--- Start of Extracted records ---
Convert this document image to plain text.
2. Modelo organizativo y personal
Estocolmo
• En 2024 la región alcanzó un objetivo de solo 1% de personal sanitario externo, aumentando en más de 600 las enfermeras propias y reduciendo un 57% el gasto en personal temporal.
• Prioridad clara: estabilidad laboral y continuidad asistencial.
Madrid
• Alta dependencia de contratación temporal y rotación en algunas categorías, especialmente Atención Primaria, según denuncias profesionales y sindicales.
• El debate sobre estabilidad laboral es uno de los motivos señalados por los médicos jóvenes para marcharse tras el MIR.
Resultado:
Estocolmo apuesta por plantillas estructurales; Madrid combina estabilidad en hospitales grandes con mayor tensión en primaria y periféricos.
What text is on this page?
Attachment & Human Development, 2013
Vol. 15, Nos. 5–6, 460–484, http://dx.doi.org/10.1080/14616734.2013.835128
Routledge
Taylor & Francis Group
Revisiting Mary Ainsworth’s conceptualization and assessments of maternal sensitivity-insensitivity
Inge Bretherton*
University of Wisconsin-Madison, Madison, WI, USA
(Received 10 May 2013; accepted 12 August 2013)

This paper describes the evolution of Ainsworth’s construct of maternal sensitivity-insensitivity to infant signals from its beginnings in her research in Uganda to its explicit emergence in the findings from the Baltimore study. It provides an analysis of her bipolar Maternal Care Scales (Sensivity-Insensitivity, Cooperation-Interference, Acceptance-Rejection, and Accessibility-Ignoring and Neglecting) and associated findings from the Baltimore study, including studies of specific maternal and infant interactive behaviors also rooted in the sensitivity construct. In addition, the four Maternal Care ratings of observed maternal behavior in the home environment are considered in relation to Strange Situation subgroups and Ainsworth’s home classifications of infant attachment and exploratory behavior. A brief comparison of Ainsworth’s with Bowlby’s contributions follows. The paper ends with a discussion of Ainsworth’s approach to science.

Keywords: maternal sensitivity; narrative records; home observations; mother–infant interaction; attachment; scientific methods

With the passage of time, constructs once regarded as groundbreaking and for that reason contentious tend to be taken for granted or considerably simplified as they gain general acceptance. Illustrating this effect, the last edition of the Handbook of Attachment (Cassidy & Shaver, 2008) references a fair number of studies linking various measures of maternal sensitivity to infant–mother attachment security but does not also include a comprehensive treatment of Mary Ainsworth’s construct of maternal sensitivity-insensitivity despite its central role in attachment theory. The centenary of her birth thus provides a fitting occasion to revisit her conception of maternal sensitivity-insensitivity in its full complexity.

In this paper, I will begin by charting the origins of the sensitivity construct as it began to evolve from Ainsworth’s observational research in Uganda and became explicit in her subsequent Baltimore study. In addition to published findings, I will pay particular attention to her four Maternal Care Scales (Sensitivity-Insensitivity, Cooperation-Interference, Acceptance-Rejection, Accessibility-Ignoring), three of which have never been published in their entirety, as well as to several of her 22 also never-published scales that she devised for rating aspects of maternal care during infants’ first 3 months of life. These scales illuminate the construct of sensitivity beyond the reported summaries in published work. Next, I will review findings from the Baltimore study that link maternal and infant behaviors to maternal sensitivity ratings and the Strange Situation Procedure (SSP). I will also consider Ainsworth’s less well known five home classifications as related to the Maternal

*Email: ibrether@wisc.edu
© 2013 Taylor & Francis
--- End of Extracted records ---
Work to be completed | Output each record exactly, leaving nothing out.

Exercise answer |
Convert this document image to plain text.
2. Modelo organizativo y personal
Estocolmo
• En 2024 la región alcanzó un objetivo de solo 1% de personal sanitario externo, aumentando en más de 600 las enfermeras propias y reduciendo un 57% el gasto en personal temporal.
• Prioridad clara: estabilidad laboral y continuidad asistencial.
Madrid
• Alta dependencia de contratación temporal y rotación en algunas categorías, especialmente Atención Primaria, según denuncias profesionales y sindicales.
• El debate sobre estabilidad laboral es uno de los motivos señalados por los médicos jóvenes para marcharse tras el MIR.
Resultado:
Estocolmo apuesta por plantillas estructurales; Madrid combina estabilidad en hospitales grandes con mayor tensión en primaria y periféricos.
What text is on this page?
Attachment & Human Development, 2013
Vol. 15, Nos. 5–6, 460–484, http://dx.doi.org/10.1080/14616734.2013.835128
Routledge
Taylor & Francis Group
Revisiting Mary Ainsworth’s conceptualization and assessments of maternal sensitivity-insensitivity
Inge Bretherton*
University of Wisconsin-Madison, Madison, WI, USA
(Received 10 May 2013; accepted 12 August 2013)

This paper describes the evolution of Ainsworth’s construct of maternal sensitivity-insensitivity to infant signals from its beginnings in her research in Uganda to its explicit emergence in the findings from the Baltimore study. It provides an analysis of her bipolar Maternal Care Scales (Sensivity-Insensitivity, Cooperation-Interference, Acceptance-Rejection, and Accessibility-Ignoring and Neglecting) and associated findings from the Baltimore study, including studies of specific maternal and infant interactive behaviors also rooted in the sensitivity construct. In addition, the four Maternal Care ratings of observed maternal behavior in the home environment are considered in relation to Strange Situation subgroups and Ainsworth’s home classifications of infant attachment and exploratory behavior. A brief comparison of Ainsworth’s with Bowlby’s contributions follows. The paper ends with a discussion of Ainsworth’s approach to science.

Keywords: maternal sensitivity; narrative records; home observations; mother–infant interaction; attachment; scientific methods

With the passage of time, constructs once regarded as groundbreaking and for that reason contentious tend to be taken for granted or considerably simplified as they gain general acceptance. Illustrating this effect, the last edition of the Handbook of Attachment (Cassidy & Shaver, 2008) references a fair number of studies linking various measures of maternal sensitivity to infant–mother attachment security but does not also include a comprehensive treatment of Mary Ainsworth’s construct of maternal sensitivity-insensitivity despite its central role in attachment theory. The centenary of her birth thus provides a fitting occasion to revisit her conception of maternal sensitivity-insensitivity in its full complexity.

In this paper, I will begin by charting the origins of the sensitivity construct as it began to evolve from Ainsworth’s observational research in Uganda and became explicit in her subsequent Baltimore study. In addition to published findings, I will pay particular attention to her four Maternal Care Scales (Sensitivity-Insensitivity, Cooperation-Interference, Acceptance-Rejection, Accessibility-Ignoring), three of which have never been published in their entirety, as well as to several of her 22 also never-published scales that she devised for rating aspects of maternal care during infants’ first 3 months of life. These scales illuminate the construct of sensitivity beyond the reported summaries in published work. Next, I will review findings from the Baltimore study that link maternal and infant behaviors to maternal sensitivity ratings and the Strange Situation Procedure (SSP). I will also consider Ainsworth’s less well known five home classifications as related to the Maternal

*Email: ibrether@wisc.edu
© 2013 Taylor & Francis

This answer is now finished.